▶ _Task brief_: Extract every entry word for word.

▶ _Data provided_:
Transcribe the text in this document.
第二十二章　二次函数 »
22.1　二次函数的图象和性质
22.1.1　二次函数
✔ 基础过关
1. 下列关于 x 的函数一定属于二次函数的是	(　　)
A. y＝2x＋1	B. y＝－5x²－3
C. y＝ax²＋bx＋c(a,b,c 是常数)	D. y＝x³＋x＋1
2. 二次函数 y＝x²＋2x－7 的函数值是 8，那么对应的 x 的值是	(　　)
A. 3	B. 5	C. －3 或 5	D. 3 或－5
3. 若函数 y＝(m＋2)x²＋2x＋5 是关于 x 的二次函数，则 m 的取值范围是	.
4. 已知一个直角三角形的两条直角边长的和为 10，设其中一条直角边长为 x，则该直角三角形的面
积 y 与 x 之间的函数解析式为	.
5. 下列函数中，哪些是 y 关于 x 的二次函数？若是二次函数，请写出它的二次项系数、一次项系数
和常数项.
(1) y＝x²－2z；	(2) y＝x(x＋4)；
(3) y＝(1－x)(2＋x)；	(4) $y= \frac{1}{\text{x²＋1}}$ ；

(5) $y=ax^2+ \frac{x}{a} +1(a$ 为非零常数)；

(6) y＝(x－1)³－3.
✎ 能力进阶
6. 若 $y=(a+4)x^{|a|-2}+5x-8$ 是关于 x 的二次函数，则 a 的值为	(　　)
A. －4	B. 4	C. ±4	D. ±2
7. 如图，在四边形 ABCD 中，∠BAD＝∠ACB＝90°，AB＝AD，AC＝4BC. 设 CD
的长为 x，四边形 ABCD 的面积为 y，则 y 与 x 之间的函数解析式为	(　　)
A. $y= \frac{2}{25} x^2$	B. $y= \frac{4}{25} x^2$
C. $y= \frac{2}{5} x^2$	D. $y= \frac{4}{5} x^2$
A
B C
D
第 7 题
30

▶ _Output of the exercise_:
Transcribe the text in this document.
第二十二章　二次函数 »
22.1　二次函数的图象和性质
22.1.1　二次函数
✔ 基础过关
1. 下列关于 x 的函数一定属于二次函数的是	(　　)
A. y＝2x＋1	B. y＝－5x²－3
C. y＝ax²＋bx＋c(a,b,c 是常数)	D. y＝x³＋x＋1
2. 二次函数 y＝x²＋2x－7 的函数值是 8，那么对应的 x 的值是	(　　)
A. 3	B. 5	C. －3 或 5	D. 3 或－5
3. 若函数 y＝(m＋2)x²＋2x＋5 是关于 x 的二次函数，则 m 的取值范围是	.
4. 已知一个直角三角形的两条直角边长的和为 10，设其中一条直角边长为 x，则该直角三角形的面
积 y 与 x 之间的函数解析式为	.
5. 下列函数中，哪些是 y 关于 x 的二次函数？若是二次函数，请写出它的二次项系数、一次项系数
和常数项.
(1) y＝x²－2z；	(2) y＝x(x＋4)；
(3) y＝(1－x)(2＋x)；	(4) $y= \frac{1}{\text{x²＋1}}$ ；

(5) $y=ax^2+ \frac{x}{a} +1(a$ 为非零常数)；

(6) y＝(x－1)³－3.
✎ 能力进阶
6. 若 $y=(a+4)x^{|a|-2}+5x-8$ 是关于 x 的二次函数，则 a 的值为	(　　)
A. －4	B. 4	C. ±4	D. ±2
7. 如图，在四边形 ABCD 中，∠BAD＝∠ACB＝90°，AB＝AD，AC＝4BC. 设 CD
的长为 x，四边形 ABCD 的面积为 y，则 y 与 x 之间的函数解析式为	(　　)
A. $y= \frac{2}{25} x^2$	B. $y= \frac{4}{25} x^2$
C. $y= \frac{2}{5} x^2$	D. $y= \frac{4}{5} x^2$
A
B C
D
第 7 题
30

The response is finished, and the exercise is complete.